(WHAT NEEDS TO BE DONE):
Look through the data below. Collect every line where the word "mass" occurs.

(RECORD EXTRACTS):
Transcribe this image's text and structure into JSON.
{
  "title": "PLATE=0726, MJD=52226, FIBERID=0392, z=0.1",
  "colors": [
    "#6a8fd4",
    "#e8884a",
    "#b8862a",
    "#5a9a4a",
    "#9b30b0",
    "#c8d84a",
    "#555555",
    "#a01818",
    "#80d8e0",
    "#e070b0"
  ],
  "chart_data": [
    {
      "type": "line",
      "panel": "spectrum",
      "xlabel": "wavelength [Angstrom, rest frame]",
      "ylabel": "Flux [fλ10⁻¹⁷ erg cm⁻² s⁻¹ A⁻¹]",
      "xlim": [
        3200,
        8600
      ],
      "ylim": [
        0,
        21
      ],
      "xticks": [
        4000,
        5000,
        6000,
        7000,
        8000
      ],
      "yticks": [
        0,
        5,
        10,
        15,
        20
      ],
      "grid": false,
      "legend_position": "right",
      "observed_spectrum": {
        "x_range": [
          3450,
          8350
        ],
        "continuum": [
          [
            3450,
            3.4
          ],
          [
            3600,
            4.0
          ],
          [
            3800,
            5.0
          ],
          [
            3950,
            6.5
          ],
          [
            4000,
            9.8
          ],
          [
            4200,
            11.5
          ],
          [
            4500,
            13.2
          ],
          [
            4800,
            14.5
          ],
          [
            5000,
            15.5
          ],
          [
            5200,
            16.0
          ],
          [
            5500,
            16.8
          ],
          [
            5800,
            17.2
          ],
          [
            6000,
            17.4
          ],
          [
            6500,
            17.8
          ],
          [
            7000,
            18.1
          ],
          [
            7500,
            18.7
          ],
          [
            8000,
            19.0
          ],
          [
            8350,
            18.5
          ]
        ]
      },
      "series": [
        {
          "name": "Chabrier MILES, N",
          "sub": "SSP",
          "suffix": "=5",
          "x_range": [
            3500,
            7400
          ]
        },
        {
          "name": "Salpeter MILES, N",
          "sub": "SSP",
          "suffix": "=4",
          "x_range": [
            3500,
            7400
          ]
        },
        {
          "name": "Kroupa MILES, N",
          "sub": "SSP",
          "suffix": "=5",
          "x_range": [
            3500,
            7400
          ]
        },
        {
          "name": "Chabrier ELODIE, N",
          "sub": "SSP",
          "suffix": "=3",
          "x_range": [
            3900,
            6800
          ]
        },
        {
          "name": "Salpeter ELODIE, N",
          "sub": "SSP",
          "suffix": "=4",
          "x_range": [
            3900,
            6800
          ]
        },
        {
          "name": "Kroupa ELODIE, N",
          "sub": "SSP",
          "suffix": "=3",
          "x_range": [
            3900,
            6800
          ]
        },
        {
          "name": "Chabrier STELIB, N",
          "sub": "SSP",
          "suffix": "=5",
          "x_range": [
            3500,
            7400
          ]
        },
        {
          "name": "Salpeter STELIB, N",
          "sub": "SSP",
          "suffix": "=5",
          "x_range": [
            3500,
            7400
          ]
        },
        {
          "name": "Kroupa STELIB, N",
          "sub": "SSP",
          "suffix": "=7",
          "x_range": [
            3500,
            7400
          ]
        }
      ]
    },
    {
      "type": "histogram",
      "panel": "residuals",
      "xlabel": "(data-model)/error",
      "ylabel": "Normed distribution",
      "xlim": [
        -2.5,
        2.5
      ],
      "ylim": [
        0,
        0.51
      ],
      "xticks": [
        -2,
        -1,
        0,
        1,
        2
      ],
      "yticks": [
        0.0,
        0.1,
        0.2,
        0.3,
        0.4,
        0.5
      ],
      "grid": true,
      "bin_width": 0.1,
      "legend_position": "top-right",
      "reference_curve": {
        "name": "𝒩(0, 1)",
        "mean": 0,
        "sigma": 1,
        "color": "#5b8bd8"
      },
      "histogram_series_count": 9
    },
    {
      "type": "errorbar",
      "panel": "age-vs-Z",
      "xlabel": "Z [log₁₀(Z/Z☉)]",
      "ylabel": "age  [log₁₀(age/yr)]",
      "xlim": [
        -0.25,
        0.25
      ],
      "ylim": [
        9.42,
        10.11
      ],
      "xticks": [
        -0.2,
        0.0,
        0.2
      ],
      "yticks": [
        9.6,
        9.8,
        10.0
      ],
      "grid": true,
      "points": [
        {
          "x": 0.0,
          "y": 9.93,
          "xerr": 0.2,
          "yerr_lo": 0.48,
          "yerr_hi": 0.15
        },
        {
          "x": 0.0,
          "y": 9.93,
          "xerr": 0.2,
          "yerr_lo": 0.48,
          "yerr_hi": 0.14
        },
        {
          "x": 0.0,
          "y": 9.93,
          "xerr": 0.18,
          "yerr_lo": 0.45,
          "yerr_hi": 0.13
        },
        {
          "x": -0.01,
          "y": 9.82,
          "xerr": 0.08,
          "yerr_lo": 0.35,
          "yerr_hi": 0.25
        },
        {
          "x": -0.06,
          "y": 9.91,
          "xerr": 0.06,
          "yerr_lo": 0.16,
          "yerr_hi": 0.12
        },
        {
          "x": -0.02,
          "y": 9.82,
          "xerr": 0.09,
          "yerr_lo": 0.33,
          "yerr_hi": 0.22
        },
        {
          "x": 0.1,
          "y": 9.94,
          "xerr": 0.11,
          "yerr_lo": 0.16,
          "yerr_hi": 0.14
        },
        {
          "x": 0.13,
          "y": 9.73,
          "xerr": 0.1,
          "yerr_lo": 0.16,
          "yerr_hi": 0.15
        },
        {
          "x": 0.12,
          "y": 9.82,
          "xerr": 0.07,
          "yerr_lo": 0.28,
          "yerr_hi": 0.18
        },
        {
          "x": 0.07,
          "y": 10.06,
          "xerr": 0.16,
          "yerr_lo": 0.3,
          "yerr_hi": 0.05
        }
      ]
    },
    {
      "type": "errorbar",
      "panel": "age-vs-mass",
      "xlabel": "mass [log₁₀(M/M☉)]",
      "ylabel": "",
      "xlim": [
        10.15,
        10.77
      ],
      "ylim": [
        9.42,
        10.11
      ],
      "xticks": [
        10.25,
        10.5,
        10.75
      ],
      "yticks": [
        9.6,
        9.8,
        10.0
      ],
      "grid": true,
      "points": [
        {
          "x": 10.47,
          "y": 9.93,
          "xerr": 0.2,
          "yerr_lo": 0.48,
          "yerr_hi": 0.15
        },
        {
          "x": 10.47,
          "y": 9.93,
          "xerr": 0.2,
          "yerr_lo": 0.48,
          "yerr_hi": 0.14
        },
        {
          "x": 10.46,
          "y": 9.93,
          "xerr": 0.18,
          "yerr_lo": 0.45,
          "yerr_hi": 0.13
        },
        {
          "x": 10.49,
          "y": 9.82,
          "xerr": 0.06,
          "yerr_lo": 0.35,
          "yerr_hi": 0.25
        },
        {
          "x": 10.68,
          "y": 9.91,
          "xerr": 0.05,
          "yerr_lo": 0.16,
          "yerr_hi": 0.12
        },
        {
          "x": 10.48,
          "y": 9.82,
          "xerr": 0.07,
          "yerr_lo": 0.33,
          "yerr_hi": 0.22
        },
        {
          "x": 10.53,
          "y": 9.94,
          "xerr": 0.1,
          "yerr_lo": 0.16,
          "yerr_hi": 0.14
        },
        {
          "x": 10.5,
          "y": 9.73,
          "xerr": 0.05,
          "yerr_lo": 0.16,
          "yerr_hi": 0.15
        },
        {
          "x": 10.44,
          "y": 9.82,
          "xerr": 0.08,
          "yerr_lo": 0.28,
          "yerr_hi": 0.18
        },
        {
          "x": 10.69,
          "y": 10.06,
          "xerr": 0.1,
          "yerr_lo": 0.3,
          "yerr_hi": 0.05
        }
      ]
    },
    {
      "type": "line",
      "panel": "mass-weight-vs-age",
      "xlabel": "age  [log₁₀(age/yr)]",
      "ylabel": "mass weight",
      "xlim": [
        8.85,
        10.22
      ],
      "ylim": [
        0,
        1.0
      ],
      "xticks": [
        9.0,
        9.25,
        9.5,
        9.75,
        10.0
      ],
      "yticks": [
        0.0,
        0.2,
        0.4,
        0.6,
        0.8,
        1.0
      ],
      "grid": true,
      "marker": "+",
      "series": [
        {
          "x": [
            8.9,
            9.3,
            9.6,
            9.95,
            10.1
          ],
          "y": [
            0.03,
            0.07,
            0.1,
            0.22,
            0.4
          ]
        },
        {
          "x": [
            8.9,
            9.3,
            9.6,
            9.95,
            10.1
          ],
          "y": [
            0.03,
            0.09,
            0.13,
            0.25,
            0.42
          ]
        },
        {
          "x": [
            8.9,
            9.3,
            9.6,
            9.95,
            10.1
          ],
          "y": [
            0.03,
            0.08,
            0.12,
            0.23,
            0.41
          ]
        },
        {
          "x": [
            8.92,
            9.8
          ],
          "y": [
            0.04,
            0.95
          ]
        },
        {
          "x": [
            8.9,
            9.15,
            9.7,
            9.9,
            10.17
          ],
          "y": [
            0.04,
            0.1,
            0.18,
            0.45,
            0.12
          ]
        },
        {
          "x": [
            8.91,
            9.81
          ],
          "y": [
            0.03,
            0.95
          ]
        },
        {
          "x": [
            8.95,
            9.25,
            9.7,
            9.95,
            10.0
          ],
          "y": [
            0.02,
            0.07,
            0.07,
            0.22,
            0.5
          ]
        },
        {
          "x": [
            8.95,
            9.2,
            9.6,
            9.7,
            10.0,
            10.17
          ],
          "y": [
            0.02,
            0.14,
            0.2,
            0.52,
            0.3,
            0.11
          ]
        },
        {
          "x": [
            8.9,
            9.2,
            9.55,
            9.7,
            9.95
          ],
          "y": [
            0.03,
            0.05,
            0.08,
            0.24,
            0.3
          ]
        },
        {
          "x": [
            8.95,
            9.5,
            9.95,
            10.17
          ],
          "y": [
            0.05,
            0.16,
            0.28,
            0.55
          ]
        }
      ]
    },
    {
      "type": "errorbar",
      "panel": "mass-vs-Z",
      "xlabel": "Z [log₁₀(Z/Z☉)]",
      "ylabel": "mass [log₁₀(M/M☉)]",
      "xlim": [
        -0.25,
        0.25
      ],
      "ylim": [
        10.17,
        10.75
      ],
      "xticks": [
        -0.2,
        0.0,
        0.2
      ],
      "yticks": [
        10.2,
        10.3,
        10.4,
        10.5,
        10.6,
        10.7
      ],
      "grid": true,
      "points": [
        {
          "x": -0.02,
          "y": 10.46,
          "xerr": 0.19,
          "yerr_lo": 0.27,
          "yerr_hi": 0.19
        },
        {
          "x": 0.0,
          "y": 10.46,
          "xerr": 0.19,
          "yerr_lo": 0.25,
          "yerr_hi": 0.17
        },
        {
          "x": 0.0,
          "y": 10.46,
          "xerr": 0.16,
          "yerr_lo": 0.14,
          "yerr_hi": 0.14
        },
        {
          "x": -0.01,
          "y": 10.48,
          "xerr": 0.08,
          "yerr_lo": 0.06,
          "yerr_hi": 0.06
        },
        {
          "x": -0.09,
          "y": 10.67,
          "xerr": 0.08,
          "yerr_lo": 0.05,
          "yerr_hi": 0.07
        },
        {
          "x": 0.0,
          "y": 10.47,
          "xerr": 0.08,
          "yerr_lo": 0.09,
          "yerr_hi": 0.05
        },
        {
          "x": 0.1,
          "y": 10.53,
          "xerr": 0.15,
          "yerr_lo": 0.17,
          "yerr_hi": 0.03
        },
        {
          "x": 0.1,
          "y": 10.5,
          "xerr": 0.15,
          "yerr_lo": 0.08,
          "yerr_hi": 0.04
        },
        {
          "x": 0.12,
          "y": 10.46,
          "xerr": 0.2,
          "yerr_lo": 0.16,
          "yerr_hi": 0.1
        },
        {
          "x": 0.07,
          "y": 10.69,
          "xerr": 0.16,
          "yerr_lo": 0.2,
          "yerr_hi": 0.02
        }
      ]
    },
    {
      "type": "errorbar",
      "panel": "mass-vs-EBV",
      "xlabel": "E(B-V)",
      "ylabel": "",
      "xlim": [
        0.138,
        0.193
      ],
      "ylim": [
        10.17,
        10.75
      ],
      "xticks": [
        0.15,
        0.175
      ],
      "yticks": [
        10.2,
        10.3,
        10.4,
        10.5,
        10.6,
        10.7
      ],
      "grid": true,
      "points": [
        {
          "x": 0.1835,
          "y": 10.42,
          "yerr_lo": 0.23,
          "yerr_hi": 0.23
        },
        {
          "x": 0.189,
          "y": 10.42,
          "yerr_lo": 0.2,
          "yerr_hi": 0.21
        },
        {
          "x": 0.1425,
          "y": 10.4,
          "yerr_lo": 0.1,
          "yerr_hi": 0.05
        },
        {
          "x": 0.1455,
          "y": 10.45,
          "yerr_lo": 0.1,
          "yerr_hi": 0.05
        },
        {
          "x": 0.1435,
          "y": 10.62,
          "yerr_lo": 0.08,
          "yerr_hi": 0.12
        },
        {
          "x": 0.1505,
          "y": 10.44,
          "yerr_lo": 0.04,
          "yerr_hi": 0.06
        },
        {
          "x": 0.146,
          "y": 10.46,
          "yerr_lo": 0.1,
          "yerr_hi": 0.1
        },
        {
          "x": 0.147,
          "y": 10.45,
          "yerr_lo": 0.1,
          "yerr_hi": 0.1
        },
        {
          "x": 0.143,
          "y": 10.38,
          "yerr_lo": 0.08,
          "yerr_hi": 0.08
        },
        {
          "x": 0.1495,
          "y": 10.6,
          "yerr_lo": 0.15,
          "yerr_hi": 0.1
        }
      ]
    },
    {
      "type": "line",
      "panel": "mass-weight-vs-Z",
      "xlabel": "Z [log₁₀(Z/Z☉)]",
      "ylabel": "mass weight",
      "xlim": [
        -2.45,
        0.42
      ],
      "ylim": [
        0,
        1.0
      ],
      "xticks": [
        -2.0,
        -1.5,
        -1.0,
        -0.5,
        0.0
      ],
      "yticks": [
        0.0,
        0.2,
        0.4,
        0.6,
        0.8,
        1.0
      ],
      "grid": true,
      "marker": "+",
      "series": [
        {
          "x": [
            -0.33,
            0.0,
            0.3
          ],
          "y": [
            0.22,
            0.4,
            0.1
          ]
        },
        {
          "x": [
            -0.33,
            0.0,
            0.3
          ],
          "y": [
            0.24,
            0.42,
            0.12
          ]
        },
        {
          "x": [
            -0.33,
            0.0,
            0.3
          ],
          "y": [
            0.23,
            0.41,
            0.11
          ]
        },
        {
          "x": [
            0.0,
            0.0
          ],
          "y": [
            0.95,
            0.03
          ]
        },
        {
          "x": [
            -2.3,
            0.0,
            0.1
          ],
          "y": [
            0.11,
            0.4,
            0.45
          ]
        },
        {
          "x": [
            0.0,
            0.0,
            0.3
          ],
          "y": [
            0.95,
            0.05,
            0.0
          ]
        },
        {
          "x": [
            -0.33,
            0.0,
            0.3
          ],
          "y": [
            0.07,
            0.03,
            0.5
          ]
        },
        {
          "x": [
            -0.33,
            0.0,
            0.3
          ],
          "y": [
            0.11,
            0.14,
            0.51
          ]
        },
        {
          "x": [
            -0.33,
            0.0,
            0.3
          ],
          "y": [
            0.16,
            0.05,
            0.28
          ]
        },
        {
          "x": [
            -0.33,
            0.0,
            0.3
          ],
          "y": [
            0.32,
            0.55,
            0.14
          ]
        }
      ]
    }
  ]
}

(ANSWER TO THIS TASK):
      "panel": "age-vs-mass",
      "xlabel": "mass [log₁₀(M/M☉)]",
      "panel": "mass-weight-vs-age",
      "ylabel": "mass weight",
      "panel": "mass-vs-Z",
      "ylabel": "mass [log₁₀(M/M☉)]",
      "panel": "mass-vs-EBV",
      "panel": "mass-weight-vs-Z",
      "ylabel": "mass weight",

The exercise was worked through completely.